## STATED EXERCISE
Reproduce the listing below without changes, except that pictures are left out.

## SUPPLIED RECORDS
>> BEGIN

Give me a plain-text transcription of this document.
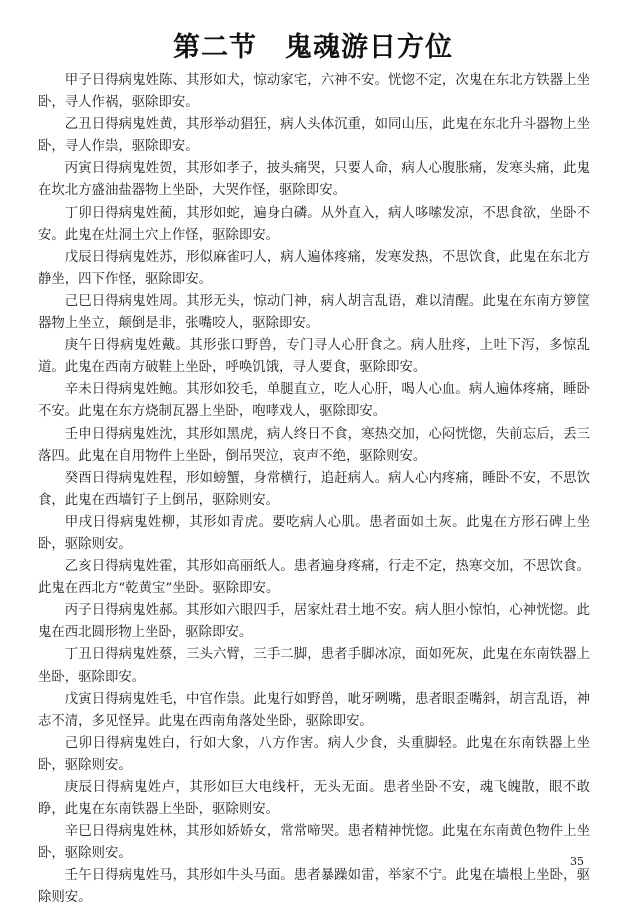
第二节　鬼魂游日方位

甲子日得病鬼姓陈、其形如犬，惊动家宅，六神不安。恍惚不定，次鬼在东北方铁器上坐卧，寻人作祸，驱除即安。

乙丑日得病鬼姓黄，其形举动猖狂，病人头体沉重，如同山压，此鬼在东北升斗器物上坐卧，寻人作祟，驱除即安。

丙寅日得病鬼姓贺，其形如孝子，披头痛哭，只要人命，病人心腹胀痛，发寒头痛，此鬼在坎北方盛油盐器物上坐卧，大哭作怪，驱除即安。

丁卯日得病鬼姓蔺，其形如蛇，遍身白磷。从外直入，病人哆嗦发凉，不思食欲，坐卧不安。此鬼在灶洞土穴上作怪，驱除即安。

戊辰日得病鬼姓苏，形似麻雀叼人，病人遍体疼痛，发寒发热，不思饮食，此鬼在东北方静坐，四下作怪，驱除即安。

己巳日得病鬼姓周。其形无头，惊动门神，病人胡言乱语，难以清醒。此鬼在东南方箩筐器物上坐立，颠倒是非，张嘴咬人，驱除即安。

庚午日得病鬼姓戴。其形张口野兽，专门寻人心肝食之。病人肚疼，上吐下泻，多惊乱道。此鬼在西南方破鞋上坐卧，呼唤饥饿，寻人要食，驱除即安。

辛未日得病鬼姓鲍。其形如狡毛，单腿直立，吃人心肝，喝人心血。病人遍体疼痛，睡卧不安。此鬼在东方烧制瓦器上坐卧，咆哮戏人，驱除即安。

壬申日得病鬼姓沈，其形如黑虎，病人终日不食，寒热交加，心闷恍惚，失前忘后，丢三落四。此鬼在自用物件上坐卧，倒吊哭泣，哀声不绝，驱除则安。

癸酉日得病鬼姓程，形如螃蟹，身常横行，追赶病人。病人心内疼痛，睡卧不安，不思饮食，此鬼在西墙钉子上倒吊，驱除则安。

甲戌日得病鬼姓柳，其形如青虎。要吃病人心肌。患者面如土灰。此鬼在方形石碑上坐卧，驱除则安。

乙亥日得病鬼姓霍，其形如高丽纸人。患者遍身疼痛，行走不定，热寒交加，不思饮食。此鬼在西北方“乾黄宝”坐卧。驱除即安。

丙子日得病鬼姓郝。其形如六眼四手，居家灶君土地不安。病人胆小惊怕，心神恍惚。此鬼在西北圆形物上坐卧，驱除即安。

丁丑日得病鬼姓蔡，三头六臂，三手二脚，患者手脚冰凉，面如死灰，此鬼在东南铁器上坐卧，驱除即安。

戊寅日得病鬼姓毛，中官作祟。此鬼行如野兽，呲牙咧嘴，患者眼歪嘴斜，胡言乱语，神志不清，多见怪异。此鬼在西南角落处坐卧，驱除即安。

己卯日得病鬼姓白，行如大象，八方作害。病人少食，头重脚轻。此鬼在东南铁器上坐卧，驱除则安。

庚辰日得病鬼姓卢，其形如巨大电线杆，无头无面。患者坐卧不安，魂飞魄散，眼不敢睁，此鬼在东南铁器上坐卧，驱除则安。

辛巳日得病鬼姓林，其形如娇娇女，常常啼哭。患者精神恍惚。此鬼在东南黄色物件上坐卧，驱除则安。

壬午日得病鬼姓马，其形如牛头马面。患者暴躁如雷，举家不宁。此鬼在墙根上坐卧，驱除则安。

35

>> END

## OUTPUT FOR THIS EXERCISE
Give me a plain-text transcription of this document.
第二节　鬼魂游日方位

甲子日得病鬼姓陈、其形如犬，惊动家宅，六神不安。恍惚不定，次鬼在东北方铁器上坐卧，寻人作祸，驱除即安。

乙丑日得病鬼姓黄，其形举动猖狂，病人头体沉重，如同山压，此鬼在东北升斗器物上坐卧，寻人作祟，驱除即安。

丙寅日得病鬼姓贺，其形如孝子，披头痛哭，只要人命，病人心腹胀痛，发寒头痛，此鬼在坎北方盛油盐器物上坐卧，大哭作怪，驱除即安。

丁卯日得病鬼姓蔺，其形如蛇，遍身白磷。从外直入，病人哆嗦发凉，不思食欲，坐卧不安。此鬼在灶洞土穴上作怪，驱除即安。

戊辰日得病鬼姓苏，形似麻雀叼人，病人遍体疼痛，发寒发热，不思饮食，此鬼在东北方静坐，四下作怪，驱除即安。

己巳日得病鬼姓周。其形无头，惊动门神，病人胡言乱语，难以清醒。此鬼在东南方箩筐器物上坐立，颠倒是非，张嘴咬人，驱除即安。

庚午日得病鬼姓戴。其形张口野兽，专门寻人心肝食之。病人肚疼，上吐下泻，多惊乱道。此鬼在西南方破鞋上坐卧，呼唤饥饿，寻人要食，驱除即安。

辛未日得病鬼姓鲍。其形如狡毛，单腿直立，吃人心肝，喝人心血。病人遍体疼痛，睡卧不安。此鬼在东方烧制瓦器上坐卧，咆哮戏人，驱除即安。

壬申日得病鬼姓沈，其形如黑虎，病人终日不食，寒热交加，心闷恍惚，失前忘后，丢三落四。此鬼在自用物件上坐卧，倒吊哭泣，哀声不绝，驱除则安。

癸酉日得病鬼姓程，形如螃蟹，身常横行，追赶病人。病人心内疼痛，睡卧不安，不思饮食，此鬼在西墙钉子上倒吊，驱除则安。

甲戌日得病鬼姓柳，其形如青虎。要吃病人心肌。患者面如土灰。此鬼在方形石碑上坐卧，驱除则安。

乙亥日得病鬼姓霍，其形如高丽纸人。患者遍身疼痛，行走不定，热寒交加，不思饮食。此鬼在西北方“乾黄宝”坐卧。驱除即安。

丙子日得病鬼姓郝。其形如六眼四手，居家灶君土地不安。病人胆小惊怕，心神恍惚。此鬼在西北圆形物上坐卧，驱除即安。

丁丑日得病鬼姓蔡，三头六臂，三手二脚，患者手脚冰凉，面如死灰，此鬼在东南铁器上坐卧，驱除即安。

戊寅日得病鬼姓毛，中官作祟。此鬼行如野兽，呲牙咧嘴，患者眼歪嘴斜，胡言乱语，神志不清，多见怪异。此鬼在西南角落处坐卧，驱除即安。

己卯日得病鬼姓白，行如大象，八方作害。病人少食，头重脚轻。此鬼在东南铁器上坐卧，驱除则安。

庚辰日得病鬼姓卢，其形如巨大电线杆，无头无面。患者坐卧不安，魂飞魄散，眼不敢睁，此鬼在东南铁器上坐卧，驱除则安。

辛巳日得病鬼姓林，其形如娇娇女，常常啼哭。患者精神恍惚。此鬼在东南黄色物件上坐卧，驱除则安。

壬午日得病鬼姓马，其形如牛头马面。患者暴躁如雷，举家不宁。此鬼在墙根上坐卧，驱除则安。

35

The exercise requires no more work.